-- Begin --

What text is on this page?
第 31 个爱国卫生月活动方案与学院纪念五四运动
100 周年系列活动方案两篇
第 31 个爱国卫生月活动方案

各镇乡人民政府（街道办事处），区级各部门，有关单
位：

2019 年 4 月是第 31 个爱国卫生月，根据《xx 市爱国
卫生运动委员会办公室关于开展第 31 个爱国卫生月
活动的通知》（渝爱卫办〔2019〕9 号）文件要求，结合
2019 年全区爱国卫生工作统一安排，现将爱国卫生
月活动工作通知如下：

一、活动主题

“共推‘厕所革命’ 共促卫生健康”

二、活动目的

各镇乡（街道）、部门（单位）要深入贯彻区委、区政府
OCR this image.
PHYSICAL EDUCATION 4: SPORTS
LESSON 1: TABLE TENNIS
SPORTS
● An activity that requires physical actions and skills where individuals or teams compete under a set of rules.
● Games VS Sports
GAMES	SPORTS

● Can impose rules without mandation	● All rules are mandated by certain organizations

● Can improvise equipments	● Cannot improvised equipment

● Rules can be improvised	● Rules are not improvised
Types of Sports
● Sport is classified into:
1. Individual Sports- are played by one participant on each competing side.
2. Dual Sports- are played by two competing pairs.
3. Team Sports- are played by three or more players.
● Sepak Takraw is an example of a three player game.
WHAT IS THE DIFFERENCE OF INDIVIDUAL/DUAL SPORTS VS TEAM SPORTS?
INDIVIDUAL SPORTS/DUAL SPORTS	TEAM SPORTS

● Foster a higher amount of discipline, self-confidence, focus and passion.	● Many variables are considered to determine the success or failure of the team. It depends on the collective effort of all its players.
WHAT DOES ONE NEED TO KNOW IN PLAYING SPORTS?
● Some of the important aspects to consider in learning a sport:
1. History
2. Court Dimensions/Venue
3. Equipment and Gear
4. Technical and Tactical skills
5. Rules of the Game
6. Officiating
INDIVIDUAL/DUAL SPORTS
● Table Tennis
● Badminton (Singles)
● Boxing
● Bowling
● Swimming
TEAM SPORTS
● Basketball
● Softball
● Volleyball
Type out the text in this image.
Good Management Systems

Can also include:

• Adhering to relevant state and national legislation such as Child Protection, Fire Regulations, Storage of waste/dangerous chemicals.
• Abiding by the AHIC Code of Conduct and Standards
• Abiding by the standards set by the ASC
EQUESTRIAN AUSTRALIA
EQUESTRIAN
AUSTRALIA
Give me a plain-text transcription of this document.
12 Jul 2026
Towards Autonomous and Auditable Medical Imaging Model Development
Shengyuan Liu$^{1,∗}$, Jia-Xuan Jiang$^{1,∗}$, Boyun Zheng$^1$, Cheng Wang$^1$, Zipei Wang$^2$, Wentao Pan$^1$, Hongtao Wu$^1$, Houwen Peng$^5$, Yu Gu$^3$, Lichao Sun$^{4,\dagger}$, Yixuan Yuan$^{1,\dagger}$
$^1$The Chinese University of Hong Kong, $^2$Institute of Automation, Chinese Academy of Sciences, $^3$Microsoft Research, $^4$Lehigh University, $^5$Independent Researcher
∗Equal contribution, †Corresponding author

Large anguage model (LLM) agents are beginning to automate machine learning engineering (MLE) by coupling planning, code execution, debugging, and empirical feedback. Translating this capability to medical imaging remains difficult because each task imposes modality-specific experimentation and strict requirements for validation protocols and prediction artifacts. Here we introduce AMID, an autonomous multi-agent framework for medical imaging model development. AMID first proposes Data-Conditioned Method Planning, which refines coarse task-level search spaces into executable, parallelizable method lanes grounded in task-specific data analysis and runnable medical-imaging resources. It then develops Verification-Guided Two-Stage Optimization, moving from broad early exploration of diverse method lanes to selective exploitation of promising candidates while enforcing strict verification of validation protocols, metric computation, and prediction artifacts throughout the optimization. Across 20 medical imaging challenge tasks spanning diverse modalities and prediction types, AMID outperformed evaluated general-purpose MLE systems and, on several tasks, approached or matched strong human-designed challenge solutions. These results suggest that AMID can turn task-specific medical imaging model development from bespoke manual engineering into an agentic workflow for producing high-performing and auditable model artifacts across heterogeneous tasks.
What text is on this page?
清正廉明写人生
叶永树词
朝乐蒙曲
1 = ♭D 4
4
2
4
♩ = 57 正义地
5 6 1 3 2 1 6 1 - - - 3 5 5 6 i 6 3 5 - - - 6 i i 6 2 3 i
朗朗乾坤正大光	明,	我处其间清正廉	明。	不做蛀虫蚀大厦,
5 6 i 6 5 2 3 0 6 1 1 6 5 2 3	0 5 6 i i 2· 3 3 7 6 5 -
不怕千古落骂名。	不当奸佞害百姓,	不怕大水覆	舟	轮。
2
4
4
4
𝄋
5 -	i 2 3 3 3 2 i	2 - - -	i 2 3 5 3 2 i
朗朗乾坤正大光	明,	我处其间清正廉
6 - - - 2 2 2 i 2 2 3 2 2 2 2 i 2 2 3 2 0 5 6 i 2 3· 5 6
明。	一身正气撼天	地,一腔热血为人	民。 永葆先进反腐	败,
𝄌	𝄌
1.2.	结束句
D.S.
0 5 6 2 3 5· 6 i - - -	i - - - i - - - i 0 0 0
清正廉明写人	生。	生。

-- End --

What you will do
Could you transcribe the records in full, exactly?

Expected answer
What text is on this page?
第 31 个爱国卫生月活动方案与学院纪念五四运动
100 周年系列活动方案两篇
第 31 个爱国卫生月活动方案

各镇乡人民政府（街道办事处），区级各部门，有关单
位：

2019 年 4 月是第 31 个爱国卫生月，根据《xx 市爱国
卫生运动委员会办公室关于开展第 31 个爱国卫生月
活动的通知》（渝爱卫办〔2019〕9 号）文件要求，结合
2019 年全区爱国卫生工作统一安排，现将爱国卫生
月活动工作通知如下：

一、活动主题

“共推‘厕所革命’ 共促卫生健康”

二、活动目的

各镇乡（街道）、部门（单位）要深入贯彻区委、区政府
OCR this image.
PHYSICAL EDUCATION 4: SPORTS
LESSON 1: TABLE TENNIS
SPORTS
● An activity that requires physical actions and skills where individuals or teams compete under a set of rules.
● Games VS Sports
GAMES	SPORTS

● Can impose rules without mandation	● All rules are mandated by certain organizations

● Can improvise equipments	● Cannot improvised equipment

● Rules can be improvised	● Rules are not improvised
Types of Sports
● Sport is classified into:
1. Individual Sports- are played by one participant on each competing side.
2. Dual Sports- are played by two competing pairs.
3. Team Sports- are played by three or more players.
● Sepak Takraw is an example of a three player game.
WHAT IS THE DIFFERENCE OF INDIVIDUAL/DUAL SPORTS VS TEAM SPORTS?
INDIVIDUAL SPORTS/DUAL SPORTS	TEAM SPORTS

● Foster a higher amount of discipline, self-confidence, focus and passion.	● Many variables are considered to determine the success or failure of the team. It depends on the collective effort of all its players.
WHAT DOES ONE NEED TO KNOW IN PLAYING SPORTS?
● Some of the important aspects to consider in learning a sport:
1. History
2. Court Dimensions/Venue
3. Equipment and Gear
4. Technical and Tactical skills
5. Rules of the Game
6. Officiating
INDIVIDUAL/DUAL SPORTS
● Table Tennis
● Badminton (Singles)
● Boxing
● Bowling
● Swimming
TEAM SPORTS
● Basketball
● Softball
● Volleyball
Type out the text in this image.
Good Management Systems

Can also include:

• Adhering to relevant state and national legislation such as Child Protection, Fire Regulations, Storage of waste/dangerous chemicals.
• Abiding by the AHIC Code of Conduct and Standards
• Abiding by the standards set by the ASC
EQUESTRIAN AUSTRALIA
EQUESTRIAN
AUSTRALIA
Give me a plain-text transcription of this document.
12 Jul 2026
Towards Autonomous and Auditable Medical Imaging Model Development
Shengyuan Liu$^{1,∗}$, Jia-Xuan Jiang$^{1,∗}$, Boyun Zheng$^1$, Cheng Wang$^1$, Zipei Wang$^2$, Wentao Pan$^1$, Hongtao Wu$^1$, Houwen Peng$^5$, Yu Gu$^3$, Lichao Sun$^{4,\dagger}$, Yixuan Yuan$^{1,\dagger}$
$^1$The Chinese University of Hong Kong, $^2$Institute of Automation, Chinese Academy of Sciences, $^3$Microsoft Research, $^4$Lehigh University, $^5$Independent Researcher
∗Equal contribution, †Corresponding author

Large anguage model (LLM) agents are beginning to automate machine learning engineering (MLE) by coupling planning, code execution, debugging, and empirical feedback. Translating this capability to medical imaging remains difficult because each task imposes modality-specific experimentation and strict requirements for validation protocols and prediction artifacts. Here we introduce AMID, an autonomous multi-agent framework for medical imaging model development. AMID first proposes Data-Conditioned Method Planning, which refines coarse task-level search spaces into executable, parallelizable method lanes grounded in task-specific data analysis and runnable medical-imaging resources. It then develops Verification-Guided Two-Stage Optimization, moving from broad early exploration of diverse method lanes to selective exploitation of promising candidates while enforcing strict verification of validation protocols, metric computation, and prediction artifacts throughout the optimization. Across 20 medical imaging challenge tasks spanning diverse modalities and prediction types, AMID outperformed evaluated general-purpose MLE systems and, on several tasks, approached or matched strong human-designed challenge solutions. These results suggest that AMID can turn task-specific medical imaging model development from bespoke manual engineering into an agentic workflow for producing high-performing and auditable model artifacts across heterogeneous tasks.
What text is on this page?
清正廉明写人生
叶永树词
朝乐蒙曲
1 = ♭D 4
4
2
4
♩ = 57 正义地
5 6 1 3 2 1 6 1 - - - 3 5 5 6 i 6 3 5 - - - 6 i i 6 2 3 i
朗朗乾坤正大光	明,	我处其间清正廉	明。	不做蛀虫蚀大厦,
5 6 i 6 5 2 3 0 6 1 1 6 5 2 3	0 5 6 i i 2· 3 3 7 6 5 -
不怕千古落骂名。	不当奸佞害百姓,	不怕大水覆	舟	轮。
2
4
4
4
𝄋
5 -	i 2 3 3 3 2 i	2 - - -	i 2 3 5 3 2 i
朗朗乾坤正大光	明,	我处其间清正廉
6 - - - 2 2 2 i 2 2 3 2 2 2 2 i 2 2 3 2 0 5 6 i 2 3· 5 6
明。	一身正气撼天	地,一腔热血为人	民。 永葆先进反腐	败,
𝄌	𝄌
1.2.	结束句
D.S.
0 5 6 2 3 5· 6 i - - -	i - - - i - - - i 0 0 0
清正廉明写人	生。	生。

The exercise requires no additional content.